## [TO BE DONE]
Locate every line that holds the string "name" and copy it.
** START TASK MATERIAL **
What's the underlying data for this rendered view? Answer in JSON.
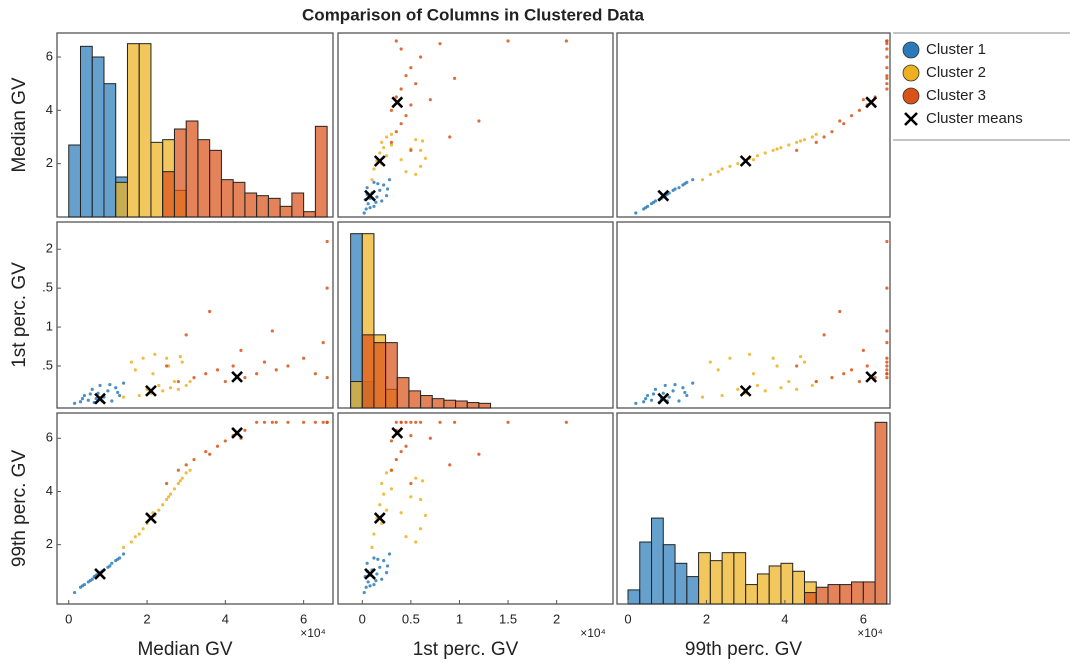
{
  "chart_data": {
    "type": "scatter-matrix",
    "title": "Comparison of Columns in Clustered Data",
    "variables": [
      "Median GV",
      "1st perc. GV",
      "99th perc. GV"
    ],
    "exponent_label": "×10⁴",
    "xlims": [
      [
        -0.3,
        6.75
      ],
      [
        -0.25,
        2.58
      ],
      [
        -0.28,
        6.68
      ]
    ],
    "ylims": [
      [
        0,
        6.9
      ],
      [
        -0.04,
        2.35
      ],
      [
        -0.23,
        6.95
      ]
    ],
    "xticks": [
      [
        0,
        2,
        4,
        6
      ],
      [
        0,
        0.5,
        1,
        1.5,
        2
      ],
      [
        0,
        2,
        4,
        6
      ]
    ],
    "yticks": [
      [
        2,
        4,
        6
      ],
      [
        {
          "value": 0.5,
          "label": ".5"
        },
        1,
        {
          "value": 1.5,
          "label": ".5"
        },
        2
      ],
      [
        2,
        4,
        6
      ]
    ],
    "grid": false,
    "legend": "outside right",
    "series": [
      {
        "name": "Cluster 1",
        "color": "#2b7bba",
        "marker": "o",
        "values": [
          [
            0.15,
            0.3,
            0.4,
            0.5,
            0.6,
            0.7,
            0.75,
            0.8,
            0.9,
            1.0,
            1.1,
            1.2,
            1.3,
            1.4,
            0.55,
            0.85,
            1.05,
            0.35,
            0.65,
            1.25
          ],
          [
            0.02,
            0.04,
            0.12,
            0.06,
            0.2,
            0.08,
            0.15,
            0.25,
            0.1,
            0.18,
            0.05,
            0.22,
            0.12,
            0.28,
            0.14,
            0.05,
            0.26,
            0.08,
            0.03,
            0.16
          ],
          [
            0.2,
            0.4,
            0.5,
            0.6,
            0.7,
            0.85,
            0.9,
            0.95,
            1.05,
            1.15,
            1.3,
            1.4,
            1.5,
            1.65,
            0.65,
            1.0,
            1.2,
            0.45,
            0.8,
            1.45
          ]
        ]
      },
      {
        "name": "Cluster 2",
        "color": "#edb120",
        "marker": "o",
        "values": [
          [
            1.4,
            1.6,
            1.8,
            1.9,
            2.0,
            2.1,
            2.2,
            2.3,
            2.4,
            2.5,
            2.6,
            2.7,
            2.8,
            2.9,
            3.0,
            3.1,
            1.7,
            2.15,
            2.55,
            2.85
          ],
          [
            0.1,
            0.55,
            0.12,
            0.6,
            0.2,
            0.15,
            0.65,
            0.25,
            0.18,
            0.6,
            0.22,
            0.3,
            0.2,
            0.55,
            0.25,
            0.3,
            0.45,
            0.4,
            0.5,
            0.62
          ],
          [
            1.9,
            2.1,
            2.4,
            2.6,
            2.8,
            3.0,
            3.1,
            3.3,
            3.5,
            3.7,
            3.9,
            4.1,
            4.3,
            4.5,
            4.7,
            4.8,
            2.3,
            3.2,
            3.8,
            4.4
          ]
        ]
      },
      {
        "name": "Cluster 3",
        "color": "#d95319",
        "marker": "o",
        "values": [
          [
            2.5,
            2.8,
            3.0,
            3.2,
            3.5,
            3.8,
            4.0,
            4.2,
            4.5,
            4.8,
            5.0,
            5.3,
            5.6,
            6.0,
            6.3,
            6.5,
            6.6,
            6.6,
            6.6,
            3.6,
            4.4,
            5.2
          ],
          [
            0.5,
            0.3,
            0.9,
            0.35,
            0.4,
            0.45,
            0.3,
            0.5,
            0.35,
            0.4,
            0.55,
            0.45,
            0.5,
            0.6,
            0.4,
            0.8,
            1.5,
            2.1,
            0.35,
            1.2,
            0.7,
            0.95
          ],
          [
            4.3,
            4.8,
            5.0,
            5.2,
            5.5,
            5.7,
            5.9,
            6.1,
            6.3,
            6.6,
            6.6,
            6.6,
            6.6,
            6.6,
            6.6,
            6.6,
            6.6,
            6.6,
            6.6,
            5.4,
            6.0,
            6.6
          ]
        ]
      },
      {
        "name": "Cluster means",
        "color": "#000000",
        "marker": "x",
        "values": [
          [
            0.8,
            2.1,
            4.3
          ],
          [
            0.08,
            0.18,
            0.36
          ],
          [
            0.9,
            3.0,
            6.2
          ]
        ]
      }
    ],
    "histograms": [
      [
        {
          "bins": [
            0,
            0.3,
            0.6,
            0.9,
            1.2,
            1.5
          ],
          "values": [
            2.7,
            6.4,
            6.0,
            5.0,
            1.5
          ]
        },
        {
          "bins": [
            1.2,
            1.5,
            1.8,
            2.1,
            2.4,
            2.7,
            3.0
          ],
          "values": [
            1.3,
            6.5,
            6.5,
            2.8,
            2.9,
            1.0
          ]
        },
        {
          "bins": [
            2.4,
            2.7,
            3.0,
            3.3,
            3.6,
            3.9,
            4.2,
            4.5,
            4.8,
            5.1,
            5.4,
            5.7,
            6.0,
            6.3,
            6.6
          ],
          "values": [
            1.7,
            3.3,
            3.6,
            2.9,
            2.5,
            1.4,
            1.3,
            0.9,
            0.8,
            0.7,
            0.4,
            0.9,
            0.2,
            3.4
          ]
        }
      ],
      [
        {
          "bins": [
            -0.12,
            0,
            0.12
          ],
          "values": [
            2.2,
            0.3
          ]
        },
        {
          "bins": [
            -0.12,
            0,
            0.12,
            0.24,
            0.36
          ],
          "values": [
            0.3,
            2.2,
            0.9,
            0.2
          ]
        },
        {
          "bins": [
            0,
            0.12,
            0.24,
            0.36,
            0.48,
            0.6,
            0.72,
            0.84,
            0.96,
            1.08,
            1.2,
            1.32
          ],
          "values": [
            0.9,
            0.8,
            0.8,
            0.35,
            0.18,
            0.12,
            0.08,
            0.06,
            0.05,
            0.03,
            0.02
          ]
        }
      ],
      [
        {
          "bins": [
            0,
            0.3,
            0.6,
            0.9,
            1.2,
            1.5,
            1.8
          ],
          "values": [
            0.3,
            2.1,
            3.0,
            2.0,
            1.3,
            0.8
          ]
        },
        {
          "bins": [
            1.8,
            2.1,
            2.4,
            2.7,
            3.0,
            3.3,
            3.6,
            3.9,
            4.2,
            4.5,
            4.8
          ],
          "values": [
            1.7,
            1.4,
            1.7,
            1.7,
            0.5,
            0.9,
            1.2,
            1.3,
            1.0,
            0.6
          ]
        },
        {
          "bins": [
            4.5,
            4.8,
            5.1,
            5.4,
            5.7,
            6.0,
            6.3,
            6.6
          ],
          "values": [
            0.2,
            0.4,
            0.5,
            0.5,
            0.6,
            0.6,
            6.6
          ]
        }
      ]
    ]
  }
}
** END TASK MATERIAL **
## [EXERCISE ANSWER]
        "name": "Cluster 1",
        "name": "Cluster 2",
        "name": "Cluster 3",
        "name": "Cluster means",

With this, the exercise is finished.